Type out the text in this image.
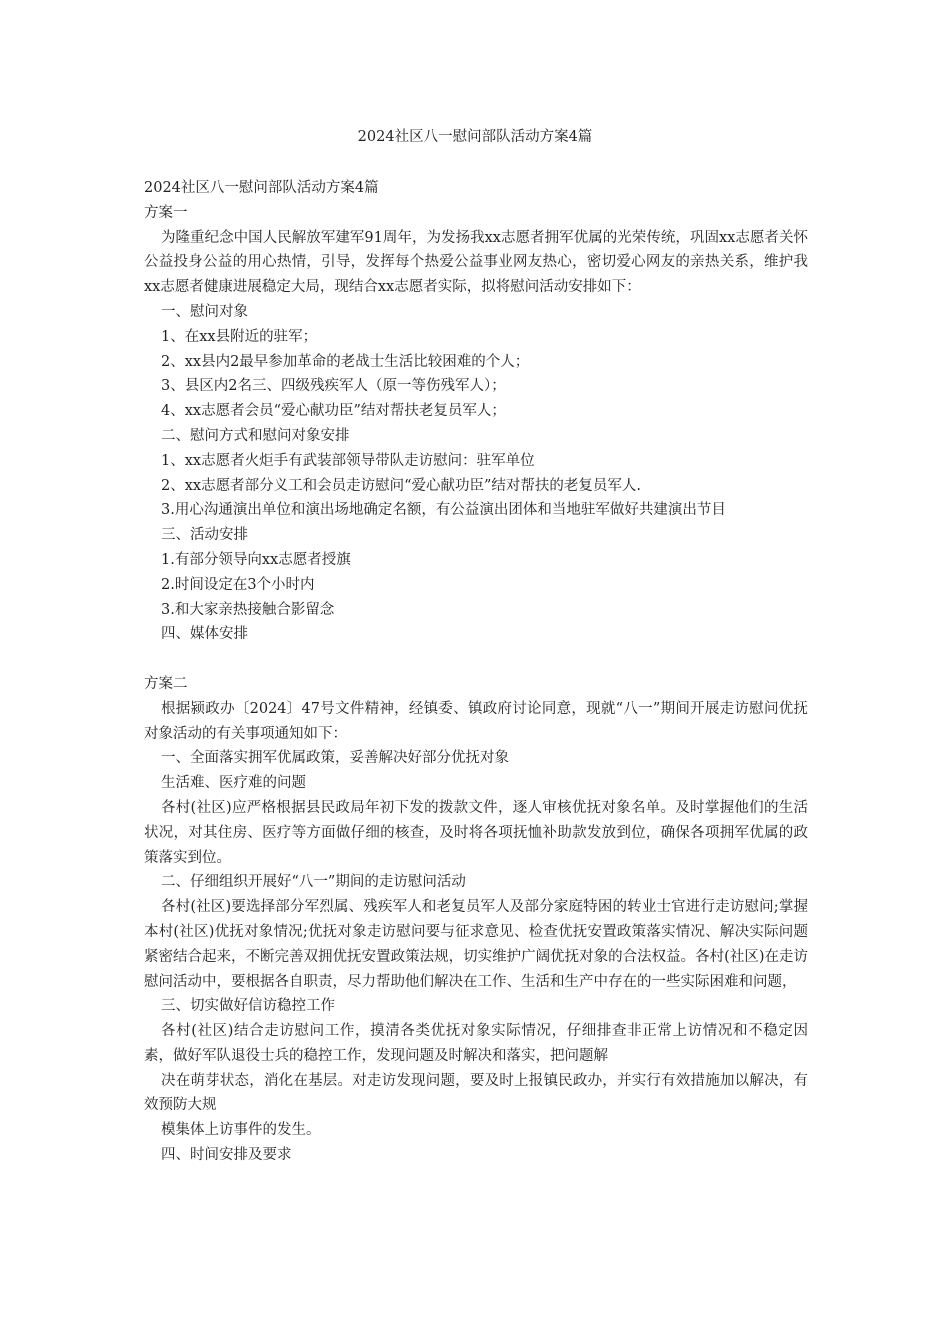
2024社区八一慰问部队活动方案4篇
2024社区八一慰问部队活动方案4篇
方案一

为隆重纪念中国人民解放军建军91周年，为发扬我xx志愿者拥军优属的光荣传统，巩固xx志愿者关怀公益投身公益的用心热情，引导，发挥每个热爱公益事业网友热心，密切爱心网友的亲热关系，维护我xx志愿者健康进展稳定大局，现结合xx志愿者实际，拟将慰问活动安排如下：

一、慰问对象
1、在xx县附近的驻军；
2、xx县内2最早参加革命的老战士生活比较困难的个人；
3、县区内2名三、四级残疾军人（原一等伤残军人）；
4、xx志愿者会员“爱心献功臣”结对帮扶老复员军人；
二、慰问方式和慰问对象安排
1、xx志愿者火炬手有武装部领导带队走访慰问：驻军单位
2、xx志愿者部分义工和会员走访慰问“爱心献功臣”结对帮扶的老复员军人.
3.用心沟通演出单位和演出场地确定名额，有公益演出团体和当地驻军做好共建演出节目
三、活动安排
1.有部分领导向xx志愿者授旗
2.时间设定在3个小时内
3.和大家亲热接触合影留念
四、媒体安排
方案二

根据颍政办〔2024〕47号文件精神，经镇委、镇政府讨论同意，现就“八一”期间开展走访慰问优抚对象活动的有关事项通知如下：

一、全面落实拥军优属政策，妥善解决好部分优抚对象
生活难、医疗难的问题

各村(社区)应严格根据县民政局年初下发的拨款文件，逐人审核优抚对象名单。及时掌握他们的生活状况，对其住房、医疗等方面做仔细的核查，及时将各项抚恤补助款发放到位，确保各项拥军优属的政策落实到位。

二、仔细组织开展好“八一”期间的走访慰问活动

各村(社区)要选择部分军烈属、残疾军人和老复员军人及部分家庭特困的转业士官进行走访慰问;掌握本村(社区)优抚对象情况;优抚对象走访慰问要与征求意见、检查优抚安置政策落实情况、解决实际问题紧密结合起来，不断完善双拥优抚安置政策法规，切实维护广阔优抚对象的合法权益。各村(社区)在走访慰问活动中，要根据各自职责，尽力帮助他们解决在工作、生活和生产中存在的一些实际困难和问题，

三、切实做好信访稳控工作

各村(社区)结合走访慰问工作，摸清各类优抚对象实际情况，仔细排查非正常上访情况和不稳定因素，做好军队退役士兵的稳控工作，发现问题及时解决和落实，把问题解

决在萌芽状态，消化在基层。对走访发现问题，要及时上报镇民政办，并实行有效措施加以解决，有效预防大规

模集体上访事件的发生。

四、时间安排及要求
================
**What the task requires:**
Read the entries and pick out all lines that include the word "爱心献功臣".

**Task answer:**
4、xx志愿者会员“爱心献功臣”结对帮扶老复员军人；
2、xx志愿者部分义工和会员走访慰问“爱心献功臣”结对帮扶的老复员军人.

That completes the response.